## Dataset content

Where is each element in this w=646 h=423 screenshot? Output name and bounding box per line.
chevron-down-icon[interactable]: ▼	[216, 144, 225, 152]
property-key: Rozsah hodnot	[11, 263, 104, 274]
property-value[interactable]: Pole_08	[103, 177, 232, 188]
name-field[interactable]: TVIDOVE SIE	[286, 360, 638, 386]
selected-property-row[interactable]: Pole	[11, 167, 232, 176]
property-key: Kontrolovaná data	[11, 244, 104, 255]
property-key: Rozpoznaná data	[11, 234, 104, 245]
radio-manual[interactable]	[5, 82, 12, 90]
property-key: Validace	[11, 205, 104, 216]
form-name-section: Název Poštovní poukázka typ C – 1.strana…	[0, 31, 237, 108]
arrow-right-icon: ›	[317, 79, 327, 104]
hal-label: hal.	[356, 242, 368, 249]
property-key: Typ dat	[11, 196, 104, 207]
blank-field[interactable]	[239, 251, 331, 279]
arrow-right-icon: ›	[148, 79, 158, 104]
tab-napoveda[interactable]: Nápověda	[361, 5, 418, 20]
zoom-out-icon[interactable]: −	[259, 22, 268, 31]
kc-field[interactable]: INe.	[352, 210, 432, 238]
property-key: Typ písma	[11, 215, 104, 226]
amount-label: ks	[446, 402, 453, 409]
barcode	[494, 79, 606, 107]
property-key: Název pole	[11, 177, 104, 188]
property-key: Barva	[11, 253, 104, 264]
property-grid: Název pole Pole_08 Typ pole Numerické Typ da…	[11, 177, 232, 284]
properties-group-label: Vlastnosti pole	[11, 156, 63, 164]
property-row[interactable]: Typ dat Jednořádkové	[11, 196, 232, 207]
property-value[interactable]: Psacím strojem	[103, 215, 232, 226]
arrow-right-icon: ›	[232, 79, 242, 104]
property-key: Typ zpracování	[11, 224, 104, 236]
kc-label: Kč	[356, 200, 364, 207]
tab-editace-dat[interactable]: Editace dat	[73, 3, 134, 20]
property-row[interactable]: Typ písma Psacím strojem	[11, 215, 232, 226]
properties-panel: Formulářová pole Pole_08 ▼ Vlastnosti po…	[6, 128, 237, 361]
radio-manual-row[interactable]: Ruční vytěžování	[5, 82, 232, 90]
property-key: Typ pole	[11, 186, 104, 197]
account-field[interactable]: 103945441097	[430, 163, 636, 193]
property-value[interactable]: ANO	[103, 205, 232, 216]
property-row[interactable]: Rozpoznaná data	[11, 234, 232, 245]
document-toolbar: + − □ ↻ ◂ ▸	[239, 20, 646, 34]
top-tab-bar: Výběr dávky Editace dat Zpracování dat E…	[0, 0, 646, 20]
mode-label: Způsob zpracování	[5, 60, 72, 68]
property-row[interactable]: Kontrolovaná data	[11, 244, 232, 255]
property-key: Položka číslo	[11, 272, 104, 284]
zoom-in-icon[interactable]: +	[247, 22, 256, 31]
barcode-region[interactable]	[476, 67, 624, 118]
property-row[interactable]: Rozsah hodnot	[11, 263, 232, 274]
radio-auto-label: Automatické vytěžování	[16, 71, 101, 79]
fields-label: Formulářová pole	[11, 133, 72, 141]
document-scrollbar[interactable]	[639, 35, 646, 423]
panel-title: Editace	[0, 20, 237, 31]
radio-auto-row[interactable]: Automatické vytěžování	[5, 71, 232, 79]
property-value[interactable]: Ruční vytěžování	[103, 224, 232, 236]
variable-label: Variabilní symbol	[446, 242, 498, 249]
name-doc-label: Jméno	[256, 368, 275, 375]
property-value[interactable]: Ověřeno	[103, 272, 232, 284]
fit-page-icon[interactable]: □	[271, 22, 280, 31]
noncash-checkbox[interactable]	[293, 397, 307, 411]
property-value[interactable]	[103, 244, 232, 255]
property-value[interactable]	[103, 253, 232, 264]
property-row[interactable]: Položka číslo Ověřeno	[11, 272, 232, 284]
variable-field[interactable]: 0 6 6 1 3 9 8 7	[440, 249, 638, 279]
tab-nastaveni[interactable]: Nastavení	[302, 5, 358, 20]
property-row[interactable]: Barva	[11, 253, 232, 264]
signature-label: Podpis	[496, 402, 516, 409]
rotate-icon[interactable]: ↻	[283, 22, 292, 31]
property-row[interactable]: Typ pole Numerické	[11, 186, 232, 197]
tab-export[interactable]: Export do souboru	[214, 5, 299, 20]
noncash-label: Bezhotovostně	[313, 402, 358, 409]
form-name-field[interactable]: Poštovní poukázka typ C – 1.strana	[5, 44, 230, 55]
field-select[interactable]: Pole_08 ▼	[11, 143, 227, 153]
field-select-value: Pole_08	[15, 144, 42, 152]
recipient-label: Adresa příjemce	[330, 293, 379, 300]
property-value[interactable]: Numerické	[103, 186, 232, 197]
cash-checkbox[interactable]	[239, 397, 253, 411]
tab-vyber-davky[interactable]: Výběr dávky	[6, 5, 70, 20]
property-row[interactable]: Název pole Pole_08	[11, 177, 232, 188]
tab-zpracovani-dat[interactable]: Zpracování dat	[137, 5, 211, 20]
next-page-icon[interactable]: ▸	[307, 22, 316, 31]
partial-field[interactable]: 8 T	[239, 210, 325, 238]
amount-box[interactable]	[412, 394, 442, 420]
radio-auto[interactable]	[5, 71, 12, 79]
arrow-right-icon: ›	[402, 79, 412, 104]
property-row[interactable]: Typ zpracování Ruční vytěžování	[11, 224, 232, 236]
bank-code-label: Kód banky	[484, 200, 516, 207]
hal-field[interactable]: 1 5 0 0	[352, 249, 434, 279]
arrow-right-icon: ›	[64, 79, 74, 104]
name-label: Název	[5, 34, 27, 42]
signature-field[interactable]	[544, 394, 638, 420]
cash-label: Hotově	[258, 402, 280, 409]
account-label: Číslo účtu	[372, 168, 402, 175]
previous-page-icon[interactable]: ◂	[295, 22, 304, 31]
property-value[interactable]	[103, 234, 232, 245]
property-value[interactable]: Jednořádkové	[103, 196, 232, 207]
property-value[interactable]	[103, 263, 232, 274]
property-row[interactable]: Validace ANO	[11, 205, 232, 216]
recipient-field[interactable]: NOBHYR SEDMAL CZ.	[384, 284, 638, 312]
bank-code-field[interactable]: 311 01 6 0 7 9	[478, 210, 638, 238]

## Aim
Can you give every line of the listing above as a JSON list of strings, one string per line, leaving out any blank lines?

## Solution to this task
[
  "Where is each element in this w=646 h=423 screenshot? Output name and bounding box per line.",
  "chevron-down-icon[interactable]: ▼\t[216, 144, 225, 152]",
  "property-key: Rozsah hodnot\t[11, 263, 104, 274]",
  "property-value[interactable]: Pole_08\t[103, 177, 232, 188]",
  "name-field[interactable]: TVIDOVE SIE\t[286, 360, 638, 386]",
  "selected-property-row[interactable]: Pole\t[11, 167, 232, 176]",
  "property-key: Kontrolovaná data\t[11, 244, 104, 255]",
  "property-key: Rozpoznaná data\t[11, 234, 104, 245]",
  "radio-manual[interactable]\t[5, 82, 12, 90]",
  "property-key: Validace\t[11, 205, 104, 216]",
  "form-name-section: Název Poštovní poukázka typ C – 1.strana…\t[0, 31, 237, 108]",
  "arrow-right-icon: ›\t[317, 79, 327, 104]",
  "hal-label: hal.\t[356, 242, 368, 249]",
  "property-key: Typ dat\t[11, 196, 104, 207]",
  "blank-field[interactable]\t[239, 251, 331, 279]",
  "arrow-right-icon: ›\t[148, 79, 158, 104]",
  "tab-napoveda[interactable]: Nápověda\t[361, 5, 418, 20]",
  "zoom-out-icon[interactable]: −\t[259, 22, 268, 31]",
  "kc-field[interactable]: INe.\t[352, 210, 432, 238]",
  "property-key: Typ písma\t[11, 215, 104, 226]",
  "amount-label: ks\t[446, 402, 453, 409]",
  "barcode\t[494, 79, 606, 107]",
  "property-key: Název pole\t[11, 177, 104, 188]",
  "property-key: Barva\t[11, 253, 104, 264]",
  "property-grid: Název pole Pole_08 Typ pole Numerické Typ da…\t[11, 177, 232, 284]",
  "properties-group-label: Vlastnosti pole\t[11, 156, 63, 164]",
  "property-row[interactable]: Typ dat Jednořádkové\t[11, 196, 232, 207]",
  "property-value[interactable]: Psacím strojem\t[103, 215, 232, 226]",
  "arrow-right-icon: ›\t[232, 79, 242, 104]",
  "property-key: Typ zpracování\t[11, 224, 104, 236]",
  "kc-label: Kč\t[356, 200, 364, 207]",
  "tab-editace-dat[interactable]: Editace dat\t[73, 3, 134, 20]",
  "property-row[interactable]: Typ písma Psacím strojem\t[11, 215, 232, 226]",
  "properties-panel: Formulářová pole Pole_08 ▼ Vlastnosti po…\t[6, 128, 237, 361]",
  "radio-manual-row[interactable]: Ruční vytěžování\t[5, 82, 232, 90]",
  "property-key: Typ pole\t[11, 186, 104, 197]",
  "account-field[interactable]: 103945441097\t[430, 163, 636, 193]",
  "property-value[interactable]: ANO\t[103, 205, 232, 216]",
  "property-row[interactable]: Rozpoznaná data\t[11, 234, 232, 245]",
  "document-toolbar: + − □ ↻ ◂ ▸\t[239, 20, 646, 34]",
  "top-tab-bar: Výběr dávky Editace dat Zpracování dat E…\t[0, 0, 646, 20]",
  "mode-label: Způsob zpracování\t[5, 60, 72, 68]",
  "property-row[interactable]: Kontrolovaná data\t[11, 244, 232, 255]",
  "property-key: Položka číslo\t[11, 272, 104, 284]",
  "zoom-in-icon[interactable]: +\t[247, 22, 256, 31]",
  "barcode-region[interactable]\t[476, 67, 624, 118]",
  "property-row[interactable]: Rozsah hodnot\t[11, 263, 232, 274]",
  "radio-auto-label: Automatické vytěžování\t[16, 71, 101, 79]",
  "fields-label: Formulářová pole\t[11, 133, 72, 141]",
  "document-scrollbar[interactable]\t[639, 35, 646, 423]",
  "panel-title: Editace\t[0, 20, 237, 31]",
  "radio-auto-row[interactable]: Automatické vytěžování\t[5, 71, 232, 79]",
  "property-value[interactable]: Ruční vytěžování\t[103, 224, 232, 236]",
  "variable-label: Variabilní symbol\t[446, 242, 498, 249]",
  "name-doc-label: Jméno\t[256, 368, 275, 375]",
  "property-value[interactable]: Ověřeno\t[103, 272, 232, 284]",
  "fit-page-icon[interactable]: □\t[271, 22, 280, 31]",
  "noncash-checkbox[interactable]\t[293, 397, 307, 411]",
  "property-value[interactable]\t[103, 244, 232, 255]",
  "property-value[interactable]\t[103, 253, 232, 264]",
  "property-row[interactable]: Položka číslo Ověřeno\t[11, 272, 232, 284]",
  "variable-field[interactable]: 0 6 6 1 3 9 8 7\t[440, 249, 638, 279]",
  "tab-nastaveni[interactable]: Nastavení\t[302, 5, 358, 20]",
  "property-row[interactable]: Barva\t[11, 253, 232, 264]",
  "signature-label: Podpis\t[496, 402, 516, 409]",
  "rotate-icon[interactable]: ↻\t[283, 22, 292, 31]",
  "property-row[interactable]: Typ pole Numerické\t[11, 186, 232, 197]",
  "tab-export[interactable]: Export do souboru\t[214, 5, 299, 20]",
  "noncash-label: Bezhotovostně\t[313, 402, 358, 409]",
  "form-name-field[interactable]: Poštovní poukázka typ C – 1.strana\t[5, 44, 230, 55]",
  "field-select[interactable]: Pole_08 ▼\t[11, 143, 227, 153]",
  "field-select-value: Pole_08\t[15, 144, 42, 152]",
  "recipient-label: Adresa příjemce\t[330, 293, 379, 300]",
  "property-value[interactable]: Numerické\t[103, 186, 232, 197]",
  "cash-checkbox[interactable]\t[239, 397, 253, 411]",
  "tab-vyber-davky[interactable]: Výběr dávky\t[6, 5, 70, 20]",
  "property-row[interactable]: Název pole Pole_08\t[11, 177, 232, 188]",
  "tab-zpracovani-dat[interactable]: Zpracování dat\t[137, 5, 211, 20]",
  "next-page-icon[interactable]: ▸\t[307, 22, 316, 31]",
  "partial-field[interactable]: 8 T\t[239, 210, 325, 238]",
  "amount-box[interactable]\t[412, 394, 442, 420]",
  "radio-auto[interactable]\t[5, 71, 12, 79]",
  "arrow-right-icon: ›\t[402, 79, 412, 104]",
  "property-row[interactable]: Typ zpracování Ruční vytěžování\t[11, 224, 232, 236]",
  "bank-code-label: Kód banky\t[484, 200, 516, 207]",
  "hal-field[interactable]: 1 5 0 0\t[352, 249, 434, 279]",
  "arrow-right-icon: ›\t[64, 79, 74, 104]",
  "name-label: Název\t[5, 34, 27, 42]",
  "signature-field[interactable]\t[544, 394, 638, 420]",
  "cash-label: Hotově\t[258, 402, 280, 409]",
  "account-label: Číslo účtu\t[372, 168, 402, 175]",
  "previous-page-icon[interactable]: ◂\t[295, 22, 304, 31]",
  "property-value[interactable]\t[103, 234, 232, 245]",
  "property-value[interactable]: Jednořádkové\t[103, 196, 232, 207]",
  "property-value[interactable]\t[103, 263, 232, 274]",
  "property-row[interactable]: Validace ANO\t[11, 205, 232, 216]",
  "recipient-field[interactable]: NOBHYR SEDMAL CZ.\t[384, 284, 638, 312]",
  "bank-code-field[interactable]: 311 01 6 0 7 9\t[478, 210, 638, 238]"
]